> _Aim of the task_:
Take every line from the listing below that includes "Half" and copy it.

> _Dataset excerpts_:

★ ★ ★

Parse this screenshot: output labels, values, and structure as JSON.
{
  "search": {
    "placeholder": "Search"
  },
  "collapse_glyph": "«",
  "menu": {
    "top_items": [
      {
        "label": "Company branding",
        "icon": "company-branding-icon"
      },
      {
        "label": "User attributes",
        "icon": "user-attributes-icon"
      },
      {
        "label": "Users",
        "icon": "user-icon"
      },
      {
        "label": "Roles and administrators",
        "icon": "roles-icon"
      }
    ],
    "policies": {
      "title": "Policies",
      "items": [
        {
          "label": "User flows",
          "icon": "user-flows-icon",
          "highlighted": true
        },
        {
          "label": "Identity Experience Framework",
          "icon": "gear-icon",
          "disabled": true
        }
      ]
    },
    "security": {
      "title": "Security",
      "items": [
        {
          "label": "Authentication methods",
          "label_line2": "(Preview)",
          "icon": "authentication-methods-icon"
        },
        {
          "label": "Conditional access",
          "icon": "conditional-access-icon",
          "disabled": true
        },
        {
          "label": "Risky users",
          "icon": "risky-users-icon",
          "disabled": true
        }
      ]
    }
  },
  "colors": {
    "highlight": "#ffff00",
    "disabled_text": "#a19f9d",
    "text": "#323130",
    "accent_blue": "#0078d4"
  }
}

★ ★ ★

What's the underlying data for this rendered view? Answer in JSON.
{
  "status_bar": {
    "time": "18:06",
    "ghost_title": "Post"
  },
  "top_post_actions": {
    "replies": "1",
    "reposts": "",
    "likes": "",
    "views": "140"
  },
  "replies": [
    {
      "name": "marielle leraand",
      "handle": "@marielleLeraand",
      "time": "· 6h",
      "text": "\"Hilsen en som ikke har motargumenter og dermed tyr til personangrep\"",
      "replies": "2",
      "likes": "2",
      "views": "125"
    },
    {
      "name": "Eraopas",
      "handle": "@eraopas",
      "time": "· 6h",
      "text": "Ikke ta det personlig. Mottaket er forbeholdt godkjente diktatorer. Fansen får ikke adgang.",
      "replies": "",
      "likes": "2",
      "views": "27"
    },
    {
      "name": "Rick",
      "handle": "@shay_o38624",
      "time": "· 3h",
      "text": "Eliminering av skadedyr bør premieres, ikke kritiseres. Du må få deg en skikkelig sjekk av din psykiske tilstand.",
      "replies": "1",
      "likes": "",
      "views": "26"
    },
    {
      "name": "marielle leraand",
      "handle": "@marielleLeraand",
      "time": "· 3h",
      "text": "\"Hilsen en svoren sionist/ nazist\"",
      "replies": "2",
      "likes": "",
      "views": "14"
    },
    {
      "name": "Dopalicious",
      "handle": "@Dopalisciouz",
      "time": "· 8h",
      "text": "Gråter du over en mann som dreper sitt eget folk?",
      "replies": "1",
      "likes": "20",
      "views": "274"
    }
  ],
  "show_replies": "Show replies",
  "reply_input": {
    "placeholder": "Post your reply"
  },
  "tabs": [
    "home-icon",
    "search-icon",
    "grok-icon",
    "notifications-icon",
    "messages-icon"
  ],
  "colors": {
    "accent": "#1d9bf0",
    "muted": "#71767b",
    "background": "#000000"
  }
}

★ ★ ★

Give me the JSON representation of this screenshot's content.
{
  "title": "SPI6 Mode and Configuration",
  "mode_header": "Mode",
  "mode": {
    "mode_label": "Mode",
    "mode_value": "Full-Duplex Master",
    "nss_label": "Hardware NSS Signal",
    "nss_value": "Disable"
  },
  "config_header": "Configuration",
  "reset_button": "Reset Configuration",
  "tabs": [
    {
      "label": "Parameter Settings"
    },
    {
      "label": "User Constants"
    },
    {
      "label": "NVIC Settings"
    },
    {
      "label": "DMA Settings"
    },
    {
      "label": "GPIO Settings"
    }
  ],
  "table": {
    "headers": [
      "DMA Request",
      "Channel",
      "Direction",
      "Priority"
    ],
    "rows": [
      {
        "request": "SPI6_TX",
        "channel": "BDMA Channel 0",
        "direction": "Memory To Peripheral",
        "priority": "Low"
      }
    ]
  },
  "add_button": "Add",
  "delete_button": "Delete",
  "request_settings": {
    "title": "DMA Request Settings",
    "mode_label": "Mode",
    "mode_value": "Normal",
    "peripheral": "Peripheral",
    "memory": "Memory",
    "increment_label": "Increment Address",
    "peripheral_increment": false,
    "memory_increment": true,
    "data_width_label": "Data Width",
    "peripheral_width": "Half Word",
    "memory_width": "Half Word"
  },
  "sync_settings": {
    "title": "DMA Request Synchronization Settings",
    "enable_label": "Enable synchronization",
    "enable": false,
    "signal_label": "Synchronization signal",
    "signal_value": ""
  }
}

★ ★ ★

> _Answer to the exercise_:
    "peripheral_width": "Half Word",
    "memory_width": "Half Word"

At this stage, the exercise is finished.